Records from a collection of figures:
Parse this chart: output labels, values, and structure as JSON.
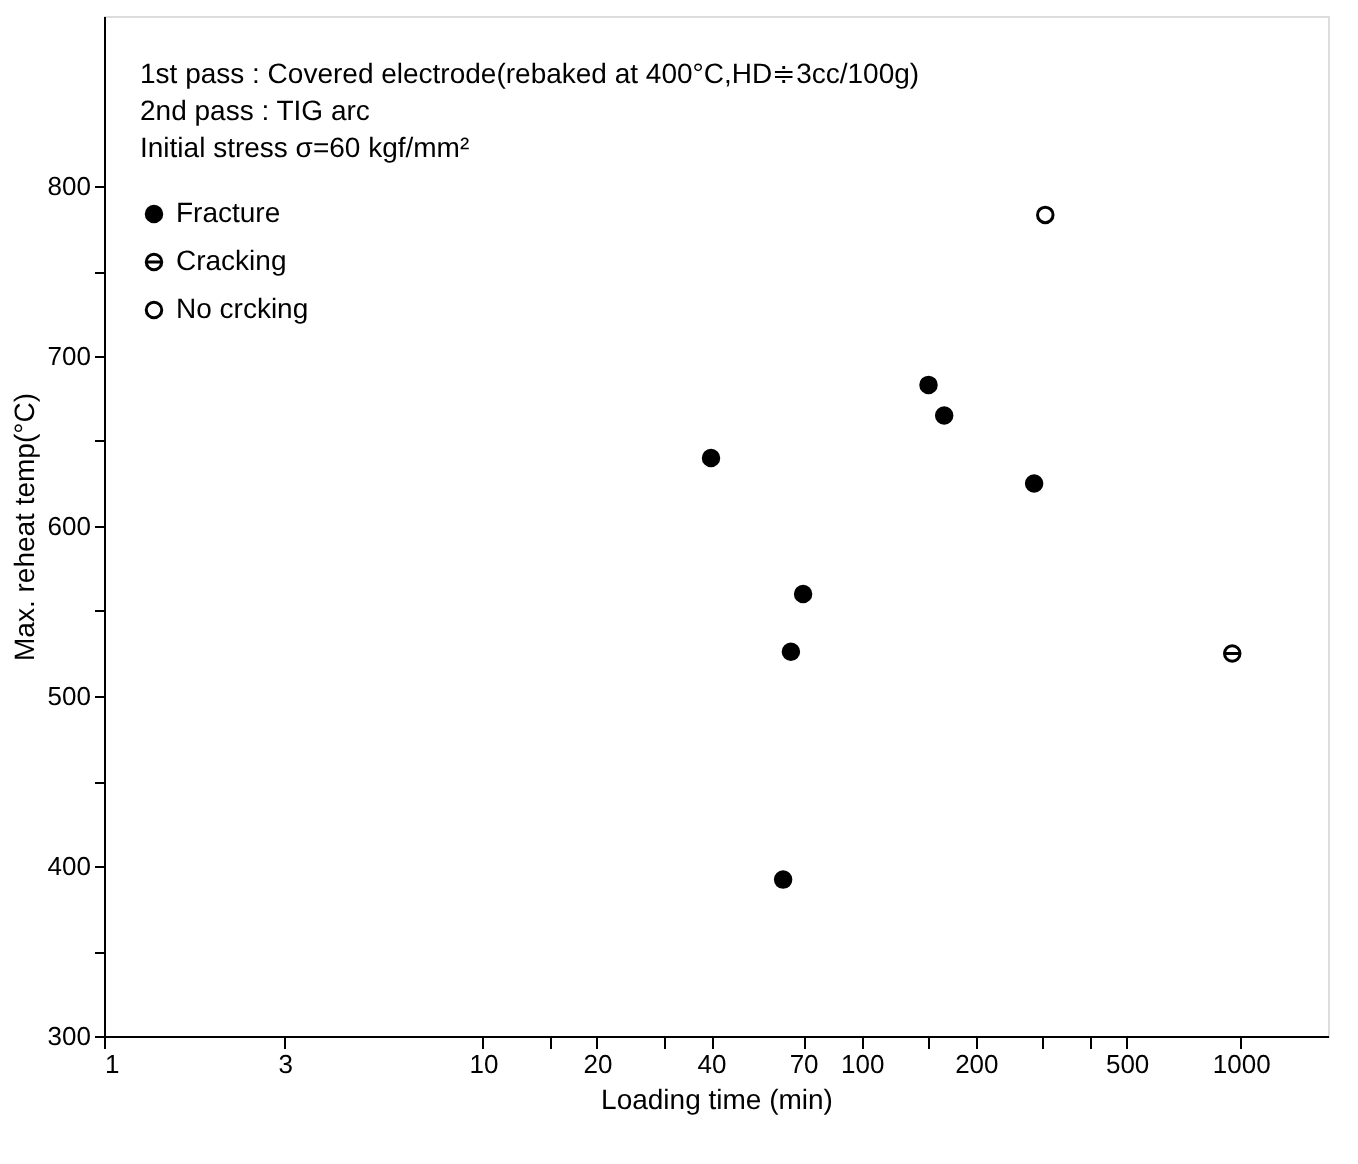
{
  "chart_data": {
    "type": "scatter",
    "xlabel": "Loading time (min)",
    "ylabel": "Max. reheat temp(°C)",
    "annotations": [
      "1st pass : Covered electrode(rebaked at 400°C,HD≑3cc/100g)",
      "2nd pass : TIG  arc",
      "Initial stress  σ=60 kgf/mm²"
    ],
    "series": [
      {
        "name": "Fracture",
        "color": "#000000",
        "x": [
          40,
          62,
          65,
          70,
          150,
          165,
          285
        ],
        "values": [
          640,
          392,
          526,
          560,
          683,
          665,
          625
        ]
      },
      {
        "name": "Cracking",
        "color": "#000000",
        "x": [
          950
        ],
        "values": [
          525
        ]
      },
      {
        "name": "No crcking",
        "color": "#000000",
        "x": [
          305
        ],
        "values": [
          783
        ]
      }
    ],
    "log": "x",
    "xlim": [
      1,
      1700
    ],
    "ylim": [
      300,
      900
    ],
    "xticks": [
      1,
      3,
      10,
      {
        "value": 15,
        "label": null
      },
      20,
      {
        "value": 30,
        "label": null
      },
      40,
      70,
      100,
      {
        "value": 150,
        "label": null
      },
      200,
      {
        "value": 300,
        "label": null
      },
      {
        "value": 400,
        "label": null
      },
      500,
      1000
    ],
    "yticks": [
      300,
      {
        "value": 350,
        "label": null
      },
      400,
      {
        "value": 450,
        "label": null
      },
      500,
      {
        "value": 550,
        "label": null
      },
      600,
      {
        "value": 650,
        "label": null
      },
      700,
      {
        "value": 750,
        "label": null
      },
      800
    ],
    "grid": false,
    "legend": "top left"
  }
}
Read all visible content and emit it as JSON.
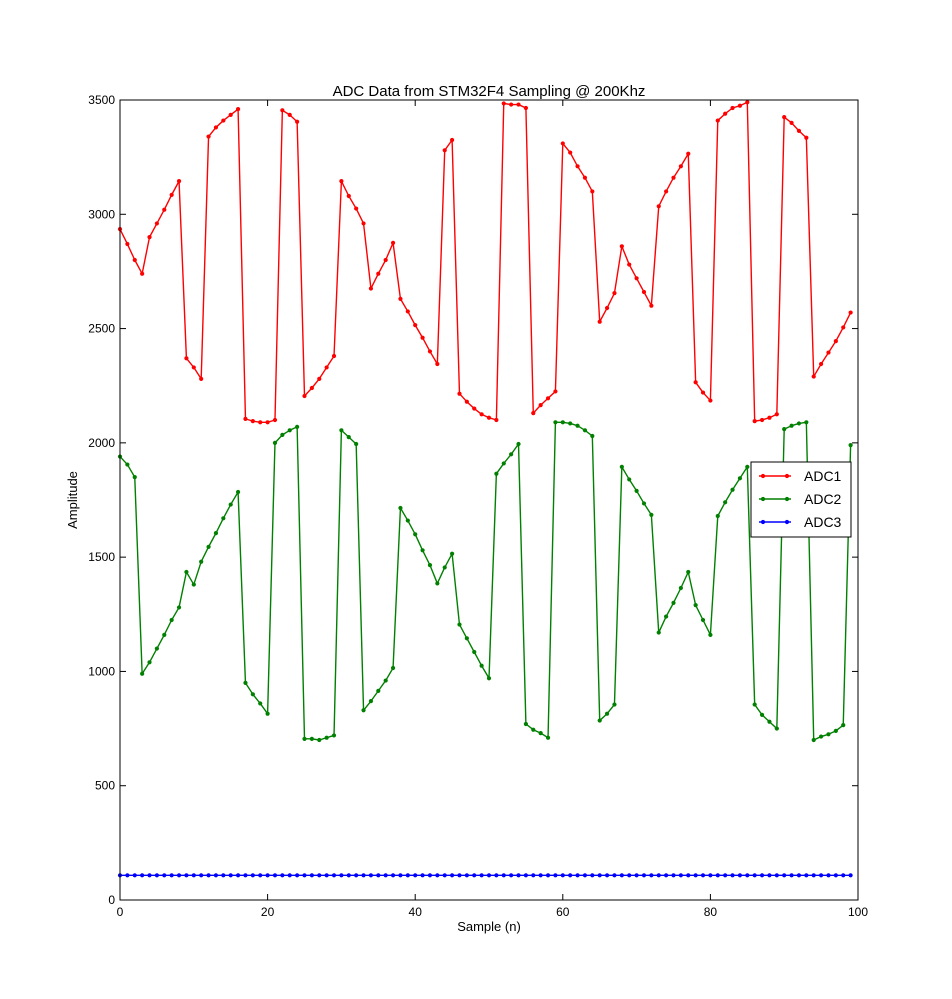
{
  "chart_data": {
    "type": "line",
    "title": "ADC Data from STM32F4 Sampling @ 200Khz",
    "xlabel": "Sample (n)",
    "ylabel": "Amplitude",
    "xlim": [
      0,
      100
    ],
    "ylim": [
      0,
      3500
    ],
    "xticks": [
      0,
      20,
      40,
      60,
      80,
      100
    ],
    "yticks": [
      0,
      500,
      1000,
      1500,
      2000,
      2500,
      3000,
      3500
    ],
    "grid": false,
    "legend_position": "right",
    "series": [
      {
        "name": "ADC1",
        "color": "#ff0000",
        "values": [
          2935,
          2870,
          2800,
          2740,
          2900,
          2960,
          3020,
          3085,
          3145,
          2370,
          2330,
          2280,
          3340,
          3380,
          3410,
          3435,
          3460,
          2105,
          2095,
          2090,
          2090,
          2100,
          3455,
          3435,
          3405,
          2205,
          2240,
          2280,
          2330,
          2380,
          3145,
          3080,
          3025,
          2960,
          2675,
          2740,
          2800,
          2875,
          2630,
          2575,
          2515,
          2460,
          2400,
          2345,
          3280,
          3325,
          2215,
          2180,
          2150,
          2125,
          2110,
          2100,
          3485,
          3480,
          3480,
          3465,
          2130,
          2165,
          2195,
          2225,
          3310,
          3270,
          3210,
          3160,
          3100,
          2530,
          2590,
          2655,
          2860,
          2780,
          2720,
          2660,
          2600,
          3035,
          3100,
          3160,
          3210,
          3265,
          2265,
          2220,
          2185,
          3410,
          3440,
          3465,
          3475,
          3490,
          2095,
          2100,
          2110,
          2125,
          3425,
          3400,
          3365,
          3335,
          2290,
          2345,
          2395,
          2445,
          2505,
          2570
        ]
      },
      {
        "name": "ADC2",
        "color": "#008000",
        "values": [
          1940,
          1905,
          1850,
          990,
          1040,
          1100,
          1160,
          1225,
          1280,
          1435,
          1380,
          1480,
          1545,
          1605,
          1670,
          1730,
          1785,
          950,
          900,
          860,
          815,
          2000,
          2035,
          2055,
          2070,
          705,
          705,
          700,
          710,
          720,
          2055,
          2025,
          1995,
          830,
          870,
          915,
          960,
          1015,
          1715,
          1660,
          1600,
          1530,
          1465,
          1385,
          1455,
          1515,
          1205,
          1145,
          1085,
          1025,
          970,
          1865,
          1910,
          1950,
          1995,
          770,
          745,
          730,
          710,
          2090,
          2090,
          2085,
          2075,
          2055,
          2030,
          785,
          815,
          855,
          1895,
          1840,
          1790,
          1735,
          1685,
          1170,
          1240,
          1300,
          1365,
          1435,
          1290,
          1225,
          1160,
          1680,
          1740,
          1795,
          1845,
          1895,
          855,
          810,
          780,
          750,
          2060,
          2075,
          2085,
          2090,
          700,
          715,
          725,
          740,
          765,
          1990
        ]
      },
      {
        "name": "ADC3",
        "color": "#0000ff",
        "values": [
          108,
          108,
          108,
          108,
          108,
          108,
          108,
          108,
          108,
          108,
          108,
          108,
          108,
          108,
          108,
          108,
          108,
          108,
          108,
          108,
          108,
          108,
          108,
          108,
          108,
          108,
          108,
          108,
          108,
          108,
          108,
          108,
          108,
          108,
          108,
          108,
          108,
          108,
          108,
          108,
          108,
          108,
          108,
          108,
          108,
          108,
          108,
          108,
          108,
          108,
          108,
          108,
          108,
          108,
          108,
          108,
          108,
          108,
          108,
          108,
          108,
          108,
          108,
          108,
          108,
          108,
          108,
          108,
          108,
          108,
          108,
          108,
          108,
          108,
          108,
          108,
          108,
          108,
          108,
          108,
          108,
          108,
          108,
          108,
          108,
          108,
          108,
          108,
          108,
          108,
          108,
          108,
          108,
          108,
          108,
          108,
          108,
          108,
          108,
          108
        ]
      }
    ]
  }
}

GIVEN PROBLEM: Look through the entries above; copy each line where the string "ylabel" appears.

WRITTEN ANSWER:
    "ylabel": "Max. reheat temp(°C)",
    "ylabel": "Amplitude",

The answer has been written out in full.